◆ Exercise goal
In the listing below, identify each line with the word "leukemia" and return those lines.

◆ Records supplied
┄┄┄┄┄┄
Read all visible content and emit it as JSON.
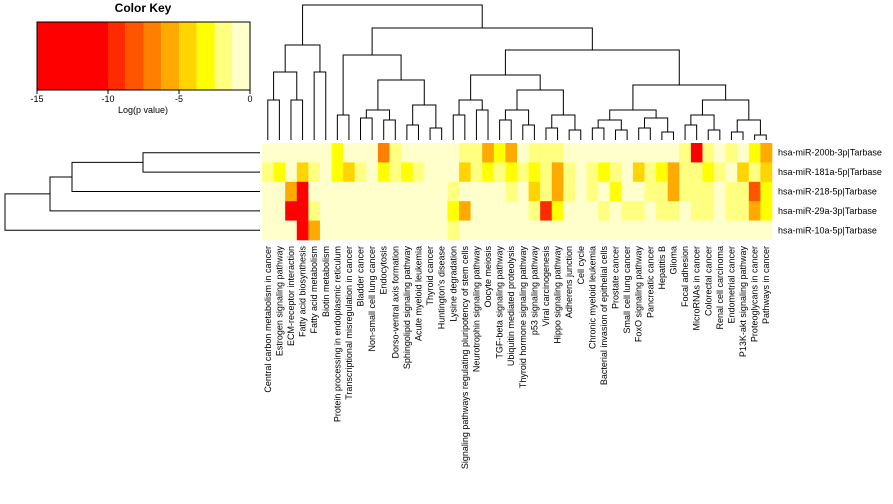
{
  "chart_data": {
    "type": "heatmap",
    "key_title": "Color Key",
    "key_label": "Log(p value)",
    "key_ticks": [
      -15,
      -10,
      -5,
      0
    ],
    "key_lim": [
      -15,
      0
    ],
    "color_scale": {
      "breaks": [
        -15,
        -10,
        -8.75,
        -7.5,
        -6.25,
        -5,
        -3.75,
        -2.5,
        -1.25,
        0
      ],
      "colors": [
        "#ff0000",
        "#ff2a00",
        "#ff5500",
        "#ff8000",
        "#ffaa00",
        "#ffd400",
        "#ffff00",
        "#ffff80",
        "#ffffcc"
      ]
    },
    "categories": [
      "Central carbon metabolism in cancer",
      "Estrogen signaling pathway",
      "ECM-receptor interaction",
      "Fatty acid biosynthesis",
      "Fatty acid metabolism",
      "Biotin metabolism",
      "Protein processing in endoplasmic reticulum",
      "Transcriptional misregulation in cancer",
      "Bladder cancer",
      "Non-small cell lung cancer",
      "Endocytosis",
      "Dorso-ventral axis formation",
      "Sphingolipid signaling pathway",
      "Acute myeloid leukemia",
      "Thyroid cancer",
      "Huntington's disease",
      "Lysine degradation",
      "Signaling pathways regulating pluripotency of stem cells",
      "Neurotrophin signaling pathway",
      "Oocyte meiosis",
      "TGF-beta signaling pathway",
      "Ubiquitin mediated proteolysis",
      "Thyroid hormone signaling pathway",
      "p53 signaling pathway",
      "Viral carcinogenesis",
      "Hippo signaling pathway",
      "Adherens junction",
      "Cell cycle",
      "Chronic myeloid leukemia",
      "Bacterial invasion of epithelial cells",
      "Prostate cancer",
      "Small cell lung cancer",
      "FoxO signaling pathway",
      "Pancreatic cancer",
      "Hepatitis B",
      "Glioma",
      "Focal adhesion",
      "MicroRNAs in cancer",
      "Colorectal cancer",
      "Renal cell carcinoma",
      "Endometrial cancer",
      "P13K-akt signaling pathway",
      "Proteoglycans in cancer",
      "Pathways in cancer"
    ],
    "rows": [
      "hsa-miR-200b-3p|Tarbase",
      "hsa-miR-181a-5p|Tarbase",
      "hsa-miR-218-5p|Tarbase",
      "hsa-miR-29a-3p|Tarbase",
      "hsa-miR-10a-5p|Tarbase"
    ],
    "values": [
      [
        -0.5,
        -0.5,
        -0.5,
        -0.5,
        -0.5,
        -0.5,
        -3,
        -0.5,
        -0.5,
        -0.5,
        -7,
        -2,
        -0.5,
        -0.5,
        -0.5,
        -0.5,
        -0.5,
        -2,
        -1.5,
        -6,
        -3,
        -6,
        -1,
        -2,
        -2,
        -2,
        -1,
        -1,
        -0.5,
        -1,
        -0.5,
        -0.5,
        -1,
        -1,
        -1,
        -1,
        -2,
        -10,
        -2,
        -0.5,
        -2,
        -1,
        -3,
        -5
      ],
      [
        -2,
        -3,
        -1,
        -4,
        -2,
        -1,
        -3,
        -4,
        -2,
        -1,
        -3,
        -2,
        -3,
        -2,
        -1,
        -0.5,
        -1,
        -4,
        -2,
        -3,
        -2,
        -3,
        -2,
        -3,
        -2,
        -5,
        -2,
        -1,
        -2,
        -3,
        -2,
        -1,
        -4,
        -2,
        -3,
        -5,
        -2,
        -2,
        -3,
        -2,
        -1,
        -4,
        -2,
        -4
      ],
      [
        -0.5,
        -0.5,
        -5,
        -12,
        -1,
        -0.5,
        -0.5,
        -0.5,
        -0.5,
        -0.5,
        -0.5,
        -0.5,
        -0.5,
        -0.5,
        -0.5,
        -0.5,
        -2,
        -1,
        -1,
        -1,
        -1,
        -2,
        -1,
        -4,
        -2,
        -5,
        -2,
        -0.5,
        -2,
        -1,
        -3,
        -1,
        -1,
        -2,
        -2,
        -5,
        -2,
        -2,
        -2,
        -1,
        -2,
        -2,
        -8,
        -3
      ],
      [
        -0.5,
        -0.5,
        -11,
        -12,
        -2,
        -0.5,
        -0.5,
        -0.5,
        -0.5,
        -0.5,
        -0.5,
        -0.5,
        -0.5,
        -0.5,
        -0.5,
        -0.5,
        -3,
        -5,
        -0.5,
        -0.5,
        -0.5,
        -0.5,
        -1,
        -2,
        -9,
        -3,
        -1,
        -1,
        -1,
        -2,
        -1,
        -2,
        -2,
        -1,
        -2,
        -2,
        -1,
        -2,
        -2,
        -1,
        -2,
        -2,
        -6,
        -3
      ],
      [
        -0.5,
        -0.5,
        -0.5,
        -12,
        -6,
        -0.5,
        -0.5,
        -0.5,
        -0.5,
        -0.5,
        -0.5,
        -0.5,
        -0.5,
        -0.5,
        -0.5,
        -0.5,
        -2,
        -0.5,
        -0.5,
        -0.5,
        -0.5,
        -0.5,
        -0.5,
        -0.5,
        -0.5,
        -0.5,
        -0.5,
        -0.5,
        -0.5,
        -0.5,
        -0.5,
        -0.5,
        -0.5,
        -0.5,
        -0.5,
        -0.5,
        -0.5,
        -0.5,
        -0.5,
        -0.5,
        -0.5,
        -0.5,
        -0.5,
        -0.5
      ]
    ]
  }
}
┄┄┄┄┄┄
◆ Reply
      "Acute myeloid leukemia",
      "Chronic myeloid leukemia",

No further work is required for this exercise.